Read the lines that follow and pick out every one containing the word "change".

**LISTED ENTRIES**

⟨

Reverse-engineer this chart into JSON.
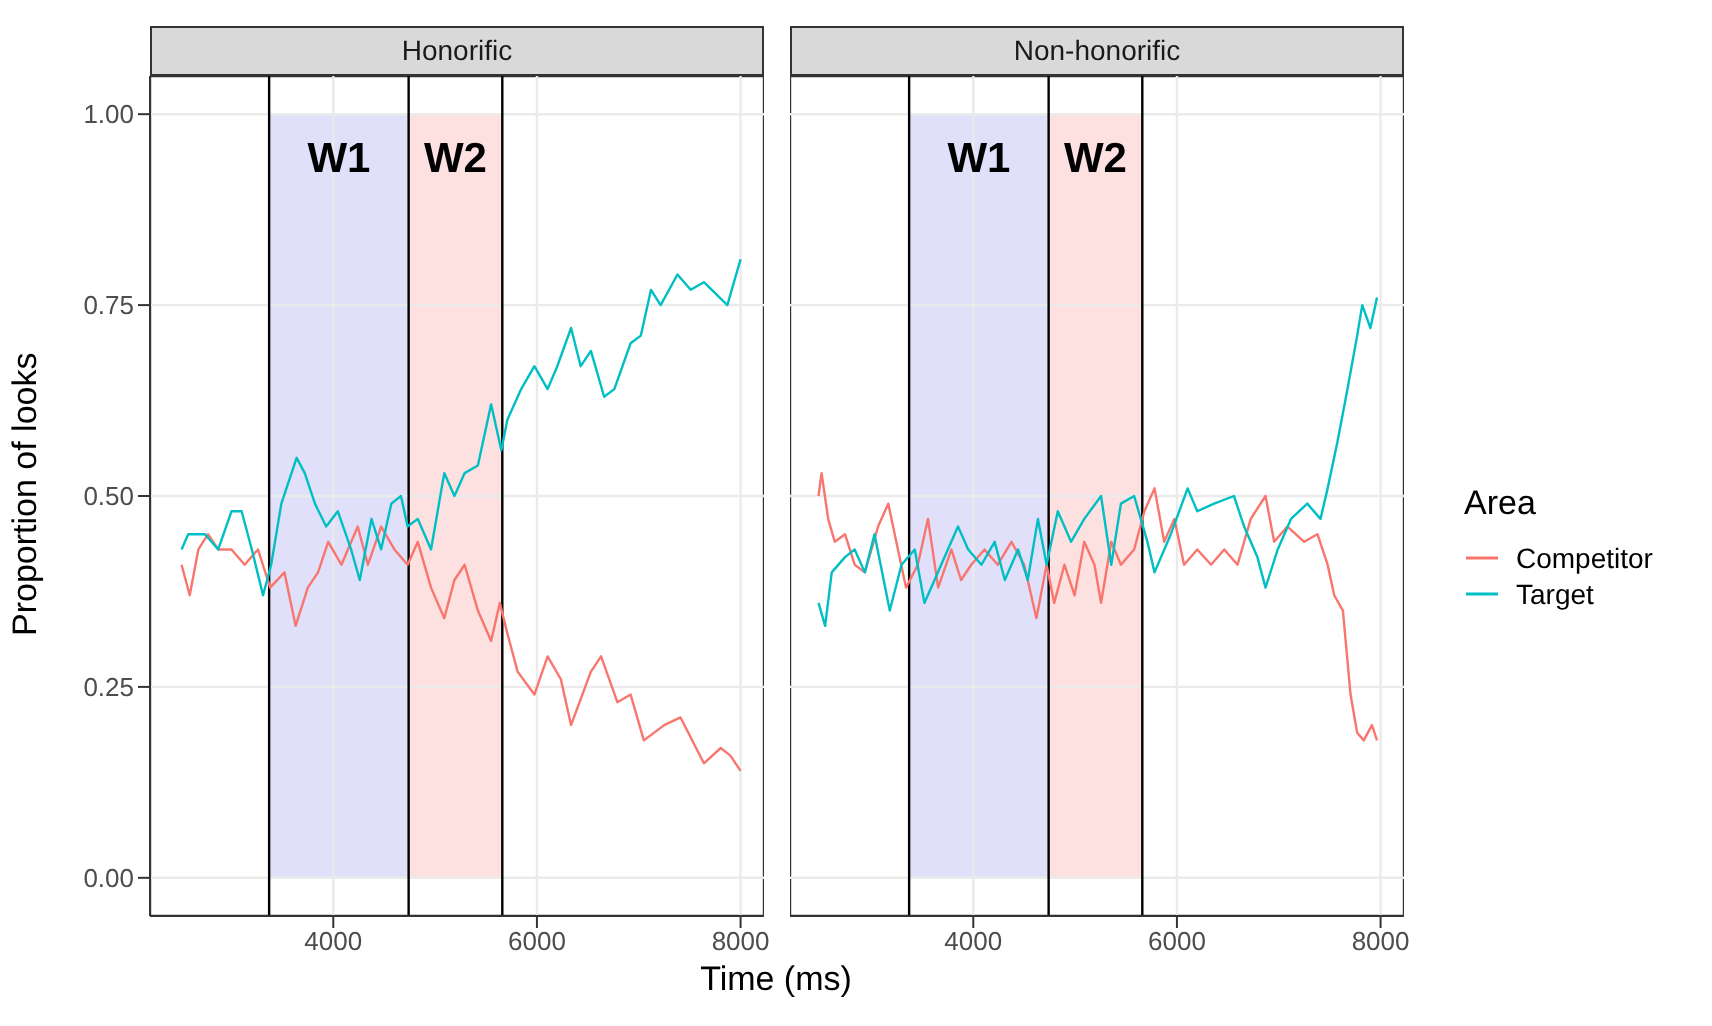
{
  "chart_data": [
    {
      "type": "line",
      "title": "Honorific",
      "xlabel": "Time (ms)",
      "ylabel": "Proportion of looks",
      "xlim": [
        2200,
        8230
      ],
      "xticks": [
        4000,
        6000,
        8000
      ],
      "ylim": [
        -0.05,
        1.05
      ],
      "yticks": [
        {
          "value": 0,
          "label": "0.00"
        },
        {
          "value": 0.25,
          "label": "0.25"
        },
        {
          "value": 0.5,
          "label": "0.50"
        },
        {
          "value": 0.75,
          "label": "0.75"
        },
        {
          "value": 1,
          "label": "1.00"
        }
      ],
      "grid": true,
      "bands": [
        {
          "axis": "x",
          "from": 3370,
          "to": 4740,
          "label": "W1",
          "color": "#e0e0fa"
        },
        {
          "axis": "x",
          "from": 4740,
          "to": 5660,
          "label": "W2",
          "color": "#fde0e0"
        }
      ],
      "ref_lines": [
        {
          "axis": "x",
          "value": 3370,
          "color": "#000000"
        },
        {
          "axis": "x",
          "value": 4740,
          "color": "#000000"
        },
        {
          "axis": "x",
          "value": 5660,
          "color": "#000000"
        }
      ],
      "series": [
        {
          "color": "#f8766d",
          "x": [
            2510,
            2590,
            2675,
            2770,
            2870,
            3000,
            3130,
            3260,
            3380,
            3520,
            3630,
            3750,
            3850,
            3950,
            4080,
            4240,
            4340,
            4470,
            4600,
            4730,
            4830,
            4960,
            5090,
            5190,
            5290,
            5420,
            5550,
            5635,
            5710,
            5810,
            5975,
            6105,
            6235,
            6335,
            6530,
            6630,
            6790,
            6920,
            7050,
            7250,
            7410,
            7640,
            7805,
            7900,
            8000
          ],
          "values": [
            0.41,
            0.37,
            0.43,
            0.45,
            0.43,
            0.43,
            0.41,
            0.43,
            0.38,
            0.4,
            0.33,
            0.38,
            0.4,
            0.44,
            0.41,
            0.46,
            0.41,
            0.46,
            0.43,
            0.41,
            0.44,
            0.38,
            0.34,
            0.39,
            0.41,
            0.35,
            0.31,
            0.36,
            0.32,
            0.27,
            0.24,
            0.29,
            0.26,
            0.2,
            0.27,
            0.29,
            0.23,
            0.24,
            0.18,
            0.2,
            0.21,
            0.15,
            0.17,
            0.16,
            0.14
          ]
        },
        {
          "color": "#00bfc4",
          "x": [
            2510,
            2575,
            2740,
            2870,
            3000,
            3100,
            3200,
            3310,
            3390,
            3490,
            3640,
            3720,
            3820,
            3930,
            4045,
            4175,
            4260,
            4375,
            4470,
            4570,
            4665,
            4730,
            4830,
            4960,
            5090,
            5190,
            5290,
            5420,
            5550,
            5650,
            5710,
            5845,
            5975,
            6105,
            6200,
            6335,
            6430,
            6530,
            6660,
            6760,
            6920,
            7020,
            7120,
            7215,
            7380,
            7510,
            7640,
            7870,
            8000
          ],
          "values": [
            0.43,
            0.45,
            0.45,
            0.43,
            0.48,
            0.48,
            0.43,
            0.37,
            0.41,
            0.49,
            0.55,
            0.53,
            0.49,
            0.46,
            0.48,
            0.43,
            0.39,
            0.47,
            0.43,
            0.49,
            0.5,
            0.46,
            0.47,
            0.43,
            0.53,
            0.5,
            0.53,
            0.54,
            0.62,
            0.56,
            0.6,
            0.64,
            0.67,
            0.64,
            0.67,
            0.72,
            0.67,
            0.69,
            0.63,
            0.64,
            0.7,
            0.71,
            0.77,
            0.75,
            0.79,
            0.77,
            0.78,
            0.75,
            0.81
          ]
        }
      ]
    },
    {
      "type": "line",
      "title": "Non-honorific",
      "xlim": [
        2200,
        8230
      ],
      "xticks": [
        4000,
        6000,
        8000
      ],
      "ylim": [
        -0.05,
        1.05
      ],
      "yticks": [
        0,
        0.25,
        0.5,
        0.75,
        1
      ],
      "grid": true,
      "tick_labels": "x",
      "legend": "right",
      "legend_title": "Area",
      "bands": [
        {
          "axis": "x",
          "from": 3370,
          "to": 4740,
          "label": "W1",
          "color": "#e0e0fa"
        },
        {
          "axis": "x",
          "from": 4740,
          "to": 5660,
          "label": "W2",
          "color": "#fde0e0"
        }
      ],
      "ref_lines": [
        {
          "axis": "x",
          "value": 3370,
          "color": "#000000"
        },
        {
          "axis": "x",
          "value": 4740,
          "color": "#000000"
        },
        {
          "axis": "x",
          "value": 5660,
          "color": "#000000"
        }
      ],
      "series": [
        {
          "name": "Competitor",
          "color": "#f8766d",
          "x": [
            2480,
            2510,
            2575,
            2640,
            2740,
            2835,
            2935,
            3065,
            3165,
            3260,
            3340,
            3455,
            3555,
            3655,
            3785,
            3880,
            3980,
            4110,
            4240,
            4375,
            4500,
            4620,
            4720,
            4795,
            4895,
            4995,
            5090,
            5190,
            5255,
            5355,
            5450,
            5580,
            5680,
            5780,
            5875,
            5975,
            6070,
            6200,
            6335,
            6465,
            6595,
            6725,
            6870,
            6955,
            7085,
            7250,
            7380,
            7480,
            7545,
            7630,
            7705,
            7770,
            7835,
            7915,
            7965
          ],
          "values": [
            0.5,
            0.53,
            0.47,
            0.44,
            0.45,
            0.41,
            0.4,
            0.46,
            0.49,
            0.43,
            0.38,
            0.41,
            0.47,
            0.38,
            0.43,
            0.39,
            0.41,
            0.43,
            0.41,
            0.44,
            0.41,
            0.34,
            0.41,
            0.36,
            0.41,
            0.37,
            0.44,
            0.41,
            0.36,
            0.44,
            0.41,
            0.43,
            0.48,
            0.51,
            0.44,
            0.47,
            0.41,
            0.43,
            0.41,
            0.43,
            0.41,
            0.47,
            0.5,
            0.44,
            0.46,
            0.44,
            0.45,
            0.41,
            0.37,
            0.35,
            0.24,
            0.19,
            0.18,
            0.2,
            0.18
          ]
        },
        {
          "name": "Target",
          "color": "#00bfc4",
          "x": [
            2480,
            2545,
            2610,
            2740,
            2835,
            2935,
            3030,
            3180,
            3295,
            3425,
            3520,
            3620,
            3750,
            3850,
            3950,
            4080,
            4210,
            4310,
            4440,
            4535,
            4635,
            4720,
            4830,
            4960,
            5090,
            5255,
            5355,
            5450,
            5580,
            5710,
            5780,
            5940,
            6105,
            6200,
            6365,
            6560,
            6660,
            6790,
            6870,
            6990,
            7120,
            7280,
            7410,
            7480,
            7575,
            7675,
            7770,
            7820,
            7900,
            7965
          ],
          "values": [
            0.36,
            0.33,
            0.4,
            0.42,
            0.43,
            0.4,
            0.45,
            0.35,
            0.41,
            0.43,
            0.36,
            0.39,
            0.43,
            0.46,
            0.43,
            0.41,
            0.44,
            0.39,
            0.43,
            0.39,
            0.47,
            0.41,
            0.48,
            0.44,
            0.47,
            0.5,
            0.41,
            0.49,
            0.5,
            0.44,
            0.4,
            0.45,
            0.51,
            0.48,
            0.49,
            0.5,
            0.46,
            0.42,
            0.38,
            0.43,
            0.47,
            0.49,
            0.47,
            0.51,
            0.57,
            0.64,
            0.71,
            0.75,
            0.72,
            0.76
          ]
        }
      ]
    }
  ]
}
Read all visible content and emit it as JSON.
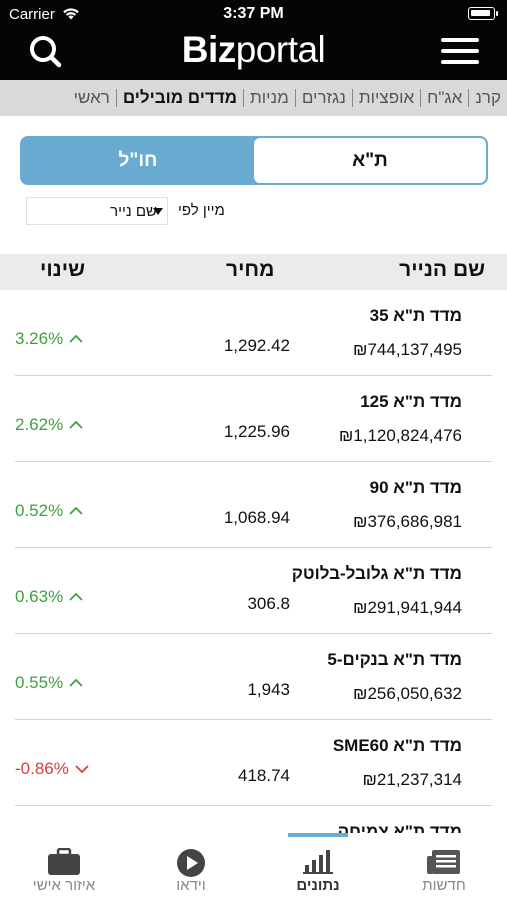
{
  "status": {
    "carrier": "Carrier",
    "time": "3:37 PM"
  },
  "header": {
    "logo_bold": "Biz",
    "logo_regular": "portal"
  },
  "categories": [
    {
      "label": "ראשי",
      "active": false
    },
    {
      "label": "מדדים מובילים",
      "active": true
    },
    {
      "label": "מניות",
      "active": false
    },
    {
      "label": "נגזרים",
      "active": false
    },
    {
      "label": "אופציות",
      "active": false
    },
    {
      "label": "אג\"ח",
      "active": false
    },
    {
      "label": "קרנ",
      "active": false
    }
  ],
  "segment": {
    "ta": "ת\"א",
    "foreign": "חו\"ל",
    "selected": "ta"
  },
  "sort": {
    "label": "מיין לפי",
    "value": "שם נייר"
  },
  "table": {
    "headers": {
      "name": "שם הנייר",
      "price": "מחיר",
      "change": "שינוי"
    },
    "rows": [
      {
        "name": "מדד ת\"א 35",
        "volume": "₪744,137,495",
        "price": "1,292.42",
        "change": "3.26%",
        "direction": "up"
      },
      {
        "name": "מדד ת\"א 125",
        "volume": "₪1,120,824,476",
        "price": "1,225.96",
        "change": "2.62%",
        "direction": "up"
      },
      {
        "name": "מדד ת\"א 90",
        "volume": "₪376,686,981",
        "price": "1,068.94",
        "change": "0.52%",
        "direction": "up"
      },
      {
        "name": "מדד ת\"א גלובל-בלוטק",
        "volume": "₪291,941,944",
        "price": "306.8",
        "change": "0.63%",
        "direction": "up"
      },
      {
        "name": "מדד ת\"א בנקים-5",
        "volume": "₪256,050,632",
        "price": "1,943",
        "change": "0.55%",
        "direction": "up"
      },
      {
        "name": "מדד ת\"א SME60",
        "volume": "₪21,237,314",
        "price": "418.74",
        "change": "-0.86%",
        "direction": "down"
      },
      {
        "name": "מדד ת\"א צמיחה",
        "volume": "",
        "price": "",
        "change": "",
        "direction": "none"
      }
    ]
  },
  "tabs": {
    "news": "חדשות",
    "data": "נתונים",
    "video": "וידאו",
    "personal": "איזור אישי",
    "active": "data"
  },
  "colors": {
    "accent": "#6aabd2",
    "up": "#3ba33b",
    "down": "#d24040"
  }
}
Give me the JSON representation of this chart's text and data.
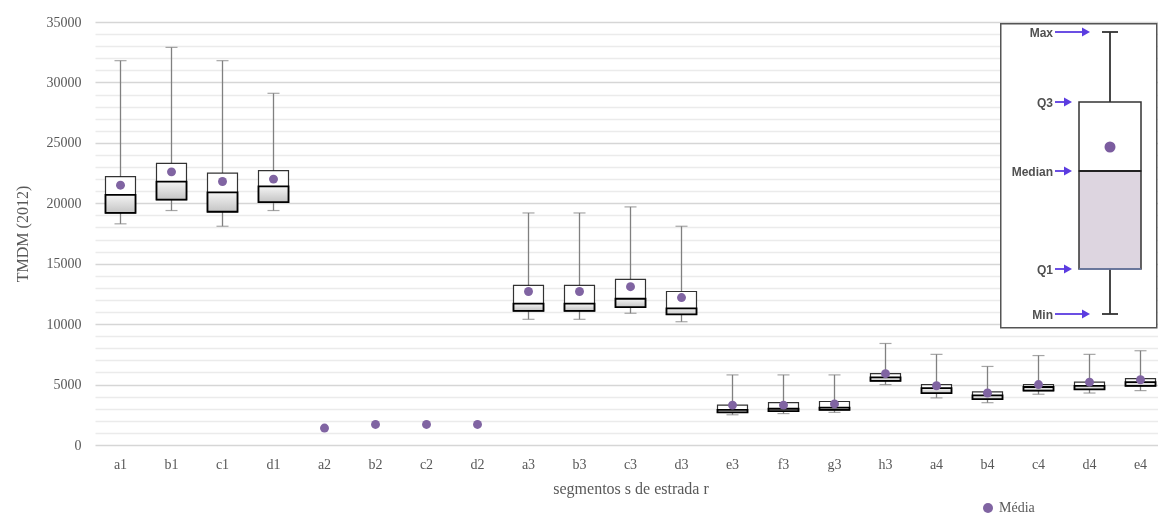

⟩

**SOLUTION TO THE EXERCISE**
      "change": "שינוי"
        "change": "3.26%",
        "change": "2.62%",
        "change": "0.52%",
        "change": "0.63%",
        "change": "0.55%",
        "change": "-0.86%",
        "change": "",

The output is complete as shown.